**RAW RECORDS**
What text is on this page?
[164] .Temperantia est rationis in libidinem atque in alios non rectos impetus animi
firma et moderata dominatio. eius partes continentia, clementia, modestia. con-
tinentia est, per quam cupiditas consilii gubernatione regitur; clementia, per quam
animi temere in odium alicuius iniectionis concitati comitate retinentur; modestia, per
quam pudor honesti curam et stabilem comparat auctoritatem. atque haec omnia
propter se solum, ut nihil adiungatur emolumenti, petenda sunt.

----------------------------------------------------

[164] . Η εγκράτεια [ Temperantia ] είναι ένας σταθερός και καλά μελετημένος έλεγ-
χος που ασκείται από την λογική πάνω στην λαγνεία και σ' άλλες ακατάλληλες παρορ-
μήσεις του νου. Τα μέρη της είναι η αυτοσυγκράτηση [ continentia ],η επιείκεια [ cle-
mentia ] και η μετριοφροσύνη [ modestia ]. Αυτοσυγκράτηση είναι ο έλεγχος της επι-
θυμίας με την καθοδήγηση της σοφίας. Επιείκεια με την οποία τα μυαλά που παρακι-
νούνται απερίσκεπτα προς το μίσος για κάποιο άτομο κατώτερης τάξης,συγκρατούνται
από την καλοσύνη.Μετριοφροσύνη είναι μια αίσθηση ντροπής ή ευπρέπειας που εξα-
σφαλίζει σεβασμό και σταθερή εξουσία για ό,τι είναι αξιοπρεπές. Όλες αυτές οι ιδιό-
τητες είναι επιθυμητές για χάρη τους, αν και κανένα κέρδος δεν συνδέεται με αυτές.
--
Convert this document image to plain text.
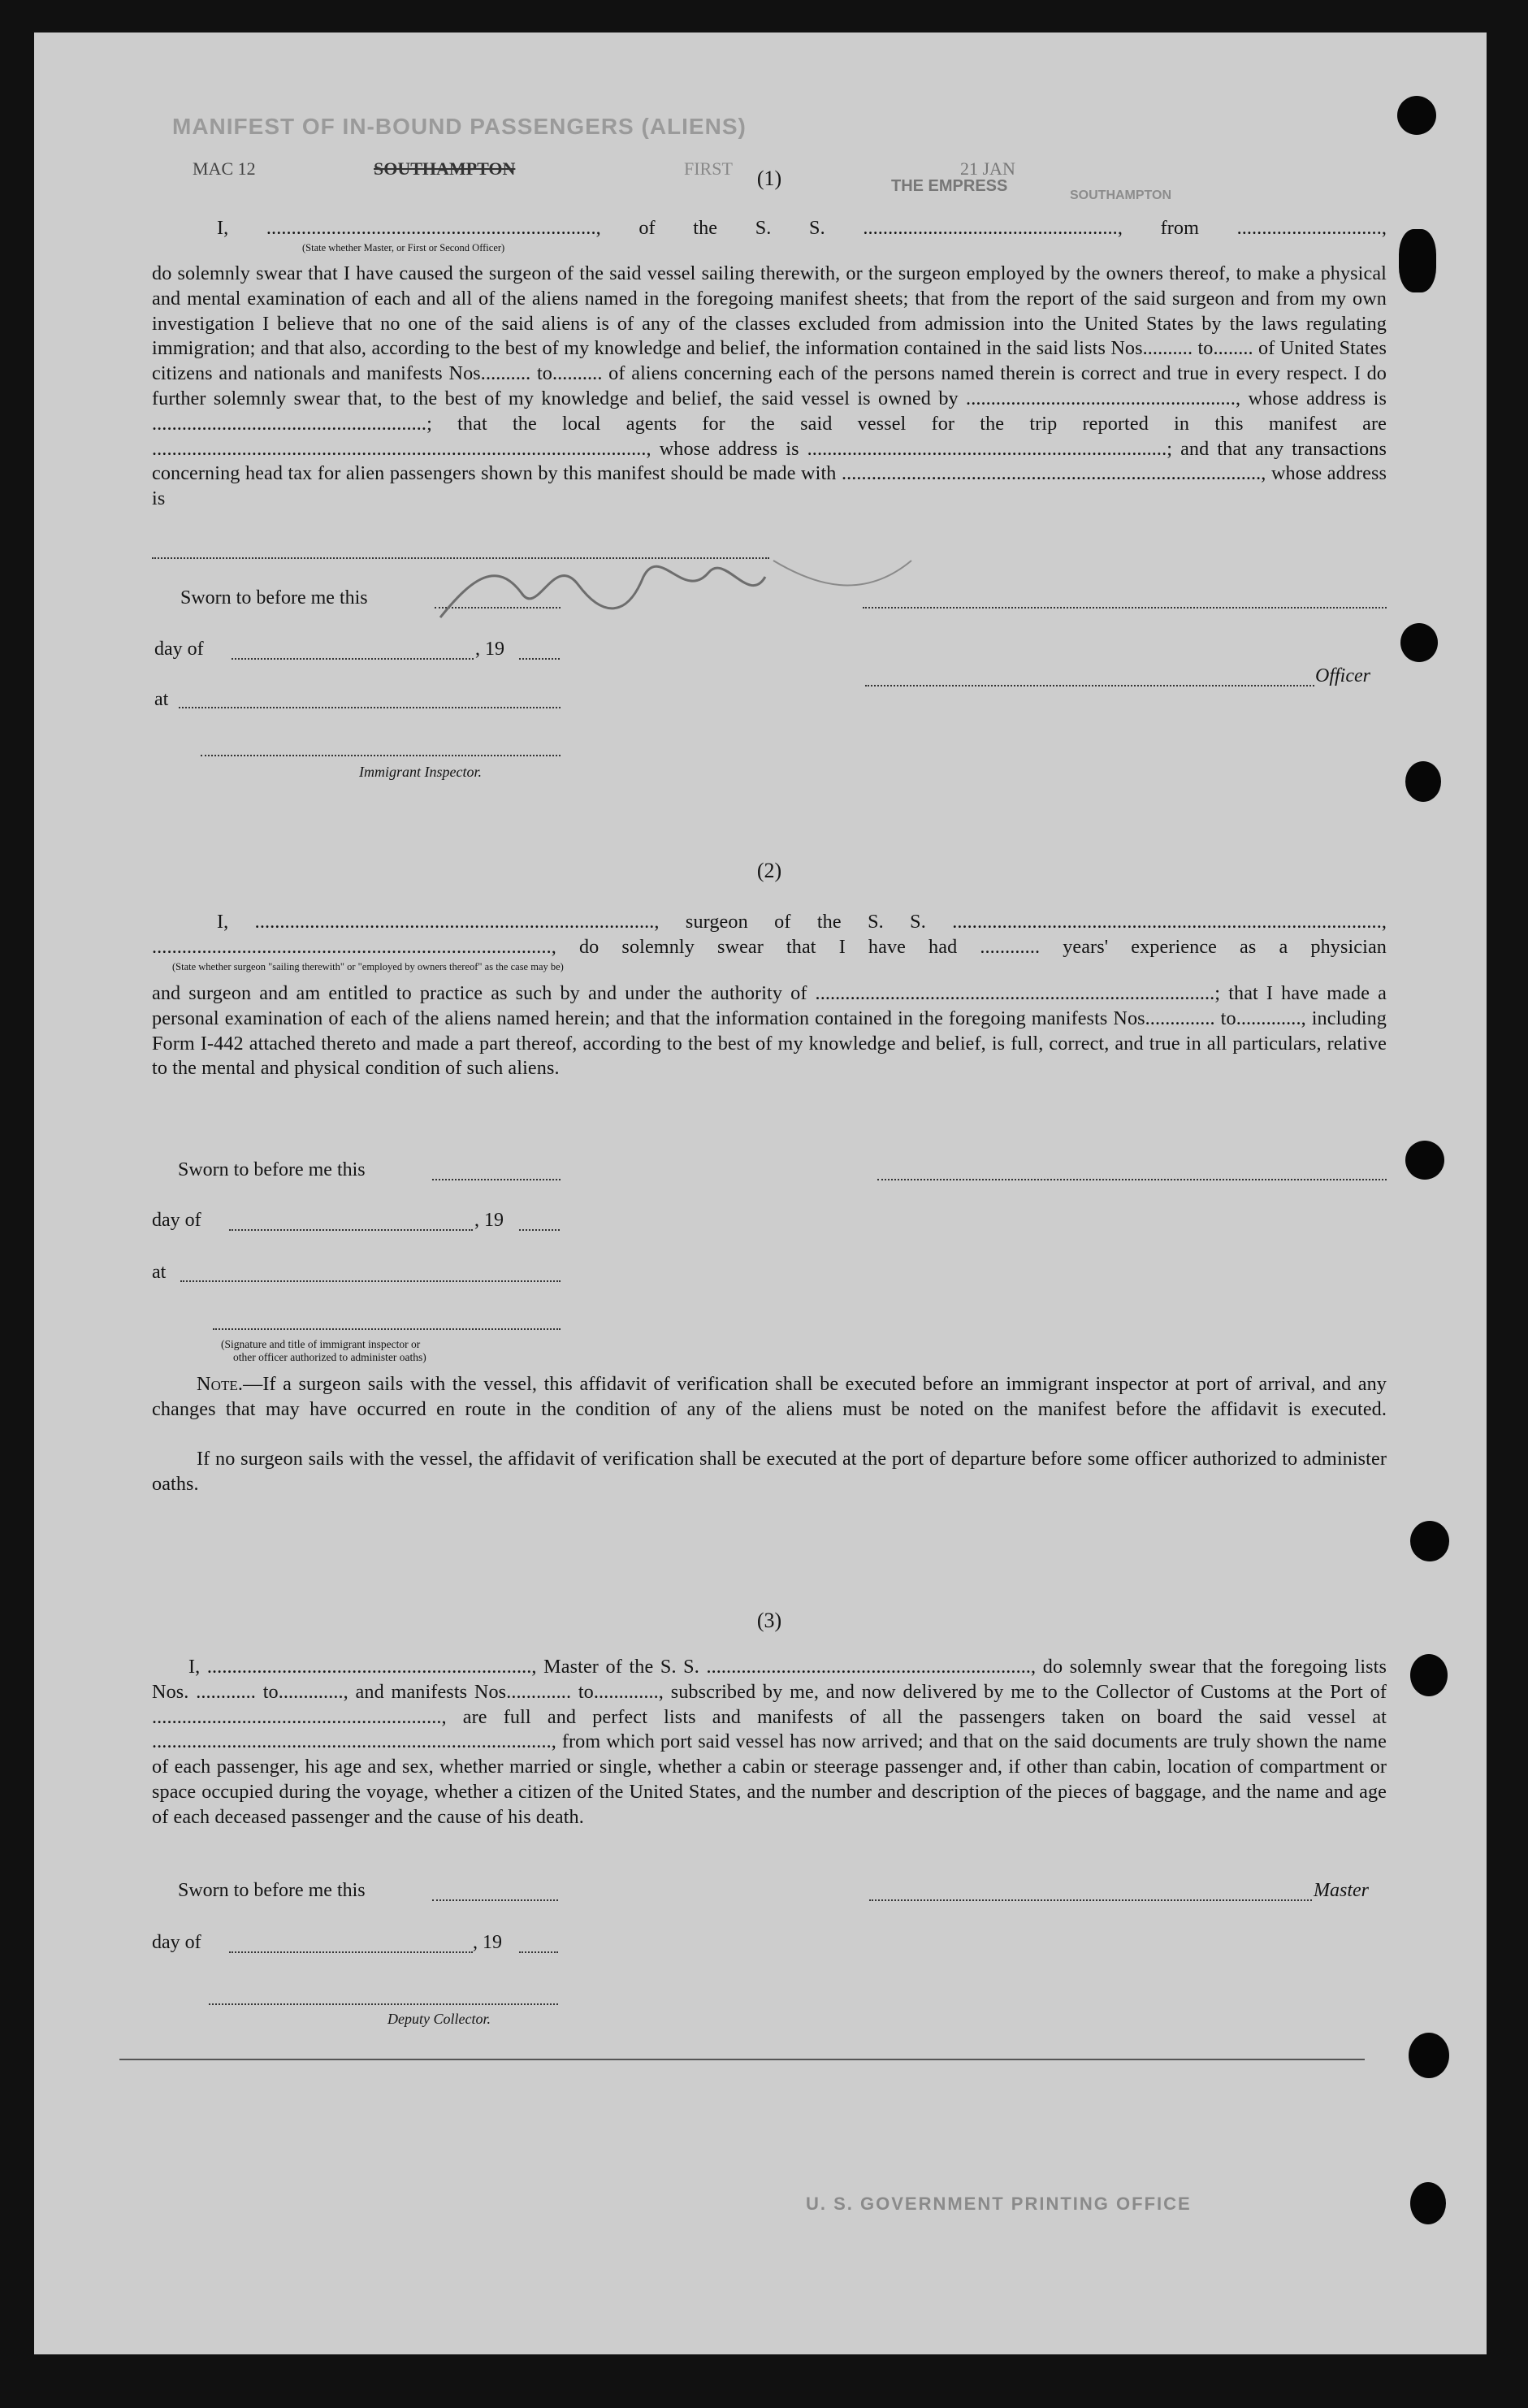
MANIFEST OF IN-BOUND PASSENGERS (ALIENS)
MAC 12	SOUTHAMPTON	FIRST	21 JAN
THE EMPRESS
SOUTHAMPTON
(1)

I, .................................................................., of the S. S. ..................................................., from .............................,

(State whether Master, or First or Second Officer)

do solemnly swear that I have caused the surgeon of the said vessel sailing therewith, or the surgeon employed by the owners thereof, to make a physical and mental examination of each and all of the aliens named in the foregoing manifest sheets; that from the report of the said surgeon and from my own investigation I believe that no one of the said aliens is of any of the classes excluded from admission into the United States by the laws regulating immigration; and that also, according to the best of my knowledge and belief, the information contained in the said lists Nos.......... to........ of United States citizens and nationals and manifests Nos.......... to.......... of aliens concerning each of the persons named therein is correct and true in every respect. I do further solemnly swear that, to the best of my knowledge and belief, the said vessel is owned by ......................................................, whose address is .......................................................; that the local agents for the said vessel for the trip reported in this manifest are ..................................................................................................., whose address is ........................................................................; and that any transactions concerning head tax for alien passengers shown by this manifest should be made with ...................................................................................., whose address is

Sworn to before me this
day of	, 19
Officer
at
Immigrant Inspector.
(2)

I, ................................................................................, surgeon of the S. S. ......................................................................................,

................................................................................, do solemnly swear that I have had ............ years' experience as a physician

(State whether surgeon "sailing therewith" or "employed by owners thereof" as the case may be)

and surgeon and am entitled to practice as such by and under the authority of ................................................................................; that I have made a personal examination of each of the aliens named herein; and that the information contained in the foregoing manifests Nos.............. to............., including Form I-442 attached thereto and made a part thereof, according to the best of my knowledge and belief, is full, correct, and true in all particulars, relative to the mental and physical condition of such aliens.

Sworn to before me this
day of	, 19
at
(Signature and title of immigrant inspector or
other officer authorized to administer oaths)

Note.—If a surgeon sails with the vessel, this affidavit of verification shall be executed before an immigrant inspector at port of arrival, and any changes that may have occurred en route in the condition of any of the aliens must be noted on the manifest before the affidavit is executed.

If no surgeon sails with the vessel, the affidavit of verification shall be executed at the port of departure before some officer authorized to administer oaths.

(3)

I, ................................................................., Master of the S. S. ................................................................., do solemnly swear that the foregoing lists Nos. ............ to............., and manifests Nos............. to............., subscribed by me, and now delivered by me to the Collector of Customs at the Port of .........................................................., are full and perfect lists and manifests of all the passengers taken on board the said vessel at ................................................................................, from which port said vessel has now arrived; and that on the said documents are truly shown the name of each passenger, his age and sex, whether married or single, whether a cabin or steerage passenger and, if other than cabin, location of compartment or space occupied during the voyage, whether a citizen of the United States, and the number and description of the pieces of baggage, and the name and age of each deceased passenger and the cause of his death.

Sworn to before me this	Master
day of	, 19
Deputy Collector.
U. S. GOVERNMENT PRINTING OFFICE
...
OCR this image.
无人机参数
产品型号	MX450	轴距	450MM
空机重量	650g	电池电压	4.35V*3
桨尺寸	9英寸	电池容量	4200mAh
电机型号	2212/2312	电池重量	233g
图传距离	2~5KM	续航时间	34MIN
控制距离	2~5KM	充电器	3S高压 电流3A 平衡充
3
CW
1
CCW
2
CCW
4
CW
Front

**PROMPT**
In the entries above, identify each line that includes the string "authorized", then copy it.

**EXERCISE SOLUTION**
other officer authorized to administer oaths)
If no surgeon sails with the vessel, the affidavit of verification shall be executed at the port of departure before some officer authorized to administer oaths.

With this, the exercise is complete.